DATA TO USE
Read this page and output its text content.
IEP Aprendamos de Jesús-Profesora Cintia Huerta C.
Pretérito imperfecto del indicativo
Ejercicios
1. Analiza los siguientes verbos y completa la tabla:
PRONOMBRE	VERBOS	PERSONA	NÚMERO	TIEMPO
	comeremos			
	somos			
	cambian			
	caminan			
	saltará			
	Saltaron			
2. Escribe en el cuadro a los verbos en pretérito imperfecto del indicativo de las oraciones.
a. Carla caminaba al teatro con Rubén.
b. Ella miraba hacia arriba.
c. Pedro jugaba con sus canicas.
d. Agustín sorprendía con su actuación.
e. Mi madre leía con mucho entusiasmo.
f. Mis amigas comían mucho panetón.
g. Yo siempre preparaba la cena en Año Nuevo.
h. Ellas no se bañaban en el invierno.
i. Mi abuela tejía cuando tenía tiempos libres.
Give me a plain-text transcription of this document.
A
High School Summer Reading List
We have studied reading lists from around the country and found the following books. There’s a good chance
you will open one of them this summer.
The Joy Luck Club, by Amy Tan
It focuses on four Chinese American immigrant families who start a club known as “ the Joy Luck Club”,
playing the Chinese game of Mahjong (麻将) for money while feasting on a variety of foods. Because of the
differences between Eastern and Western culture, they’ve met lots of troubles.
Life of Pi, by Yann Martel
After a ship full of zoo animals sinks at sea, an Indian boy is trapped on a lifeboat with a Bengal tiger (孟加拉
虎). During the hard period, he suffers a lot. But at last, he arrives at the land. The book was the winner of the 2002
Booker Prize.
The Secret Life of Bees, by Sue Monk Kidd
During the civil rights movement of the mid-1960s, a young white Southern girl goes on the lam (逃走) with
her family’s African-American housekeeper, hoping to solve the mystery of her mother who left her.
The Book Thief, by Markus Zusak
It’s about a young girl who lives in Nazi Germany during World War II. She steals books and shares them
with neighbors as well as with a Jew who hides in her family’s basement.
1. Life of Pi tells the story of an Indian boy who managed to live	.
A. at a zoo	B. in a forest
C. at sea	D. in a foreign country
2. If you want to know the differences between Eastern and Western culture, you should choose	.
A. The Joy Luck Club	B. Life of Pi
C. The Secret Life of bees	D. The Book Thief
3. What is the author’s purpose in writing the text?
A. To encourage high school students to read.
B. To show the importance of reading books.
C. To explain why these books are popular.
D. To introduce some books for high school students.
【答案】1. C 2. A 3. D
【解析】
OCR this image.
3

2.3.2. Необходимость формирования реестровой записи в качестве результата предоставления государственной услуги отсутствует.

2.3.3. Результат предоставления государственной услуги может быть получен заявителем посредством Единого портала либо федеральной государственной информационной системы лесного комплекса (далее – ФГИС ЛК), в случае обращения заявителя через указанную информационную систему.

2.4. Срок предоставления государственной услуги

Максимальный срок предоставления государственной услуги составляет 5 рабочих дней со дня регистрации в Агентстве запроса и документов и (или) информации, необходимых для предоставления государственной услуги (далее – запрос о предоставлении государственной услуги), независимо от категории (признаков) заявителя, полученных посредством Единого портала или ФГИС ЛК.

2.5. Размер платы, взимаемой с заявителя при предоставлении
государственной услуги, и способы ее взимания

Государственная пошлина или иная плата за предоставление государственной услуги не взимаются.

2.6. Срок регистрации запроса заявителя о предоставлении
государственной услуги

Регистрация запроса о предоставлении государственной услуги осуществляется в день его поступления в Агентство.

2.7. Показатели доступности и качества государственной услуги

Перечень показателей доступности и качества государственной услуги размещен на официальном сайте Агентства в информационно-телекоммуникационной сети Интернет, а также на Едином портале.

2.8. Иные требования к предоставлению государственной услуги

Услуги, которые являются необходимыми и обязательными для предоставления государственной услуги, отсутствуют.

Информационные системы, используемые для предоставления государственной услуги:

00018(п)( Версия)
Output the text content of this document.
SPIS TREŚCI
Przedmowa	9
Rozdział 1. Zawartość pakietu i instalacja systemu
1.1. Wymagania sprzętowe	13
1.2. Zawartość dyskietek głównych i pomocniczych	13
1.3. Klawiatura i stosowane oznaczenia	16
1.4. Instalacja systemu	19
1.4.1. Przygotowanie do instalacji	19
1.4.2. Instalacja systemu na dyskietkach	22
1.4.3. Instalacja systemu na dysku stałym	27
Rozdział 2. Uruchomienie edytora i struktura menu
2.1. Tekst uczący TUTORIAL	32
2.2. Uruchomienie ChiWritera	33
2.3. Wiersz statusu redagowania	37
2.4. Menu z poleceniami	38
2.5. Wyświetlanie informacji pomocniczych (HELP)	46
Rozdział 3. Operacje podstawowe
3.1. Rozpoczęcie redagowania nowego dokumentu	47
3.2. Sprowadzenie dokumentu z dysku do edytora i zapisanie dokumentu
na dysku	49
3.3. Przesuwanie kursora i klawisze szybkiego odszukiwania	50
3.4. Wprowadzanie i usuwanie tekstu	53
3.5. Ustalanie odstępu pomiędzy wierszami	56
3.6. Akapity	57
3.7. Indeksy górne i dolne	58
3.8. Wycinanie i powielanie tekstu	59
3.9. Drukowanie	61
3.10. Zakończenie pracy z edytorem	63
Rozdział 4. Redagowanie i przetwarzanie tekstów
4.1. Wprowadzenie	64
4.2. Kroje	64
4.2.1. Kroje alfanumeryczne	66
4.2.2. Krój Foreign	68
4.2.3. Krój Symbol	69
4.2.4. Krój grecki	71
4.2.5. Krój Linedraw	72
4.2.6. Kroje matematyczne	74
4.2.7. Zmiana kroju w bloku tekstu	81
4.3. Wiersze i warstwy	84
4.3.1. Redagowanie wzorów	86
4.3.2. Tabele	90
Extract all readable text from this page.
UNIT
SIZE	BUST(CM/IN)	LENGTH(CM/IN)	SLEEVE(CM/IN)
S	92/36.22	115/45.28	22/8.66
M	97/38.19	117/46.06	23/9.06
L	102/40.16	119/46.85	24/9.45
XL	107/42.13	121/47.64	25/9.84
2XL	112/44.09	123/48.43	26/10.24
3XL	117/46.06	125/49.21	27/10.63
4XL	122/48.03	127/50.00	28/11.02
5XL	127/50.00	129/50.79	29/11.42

DIRECTIVE
Pick out, from the lines above, every one that contains the string "ФГИС".

COMPLETED TASK
2.3.3. Результат предоставления государственной услуги может быть получен заявителем посредством Единого портала либо федеральной государственной информационной системы лесного комплекса (далее – ФГИС ЛК), в случае обращения заявителя через указанную информационную систему.
Максимальный срок предоставления государственной услуги составляет 5 рабочих дней со дня регистрации в Агентстве запроса и документов и (или) информации, необходимых для предоставления государственной услуги (далее – запрос о предоставлении государственной услуги), независимо от категории (признаков) заявителя, полученных посредством Единого портала или ФГИС ЛК.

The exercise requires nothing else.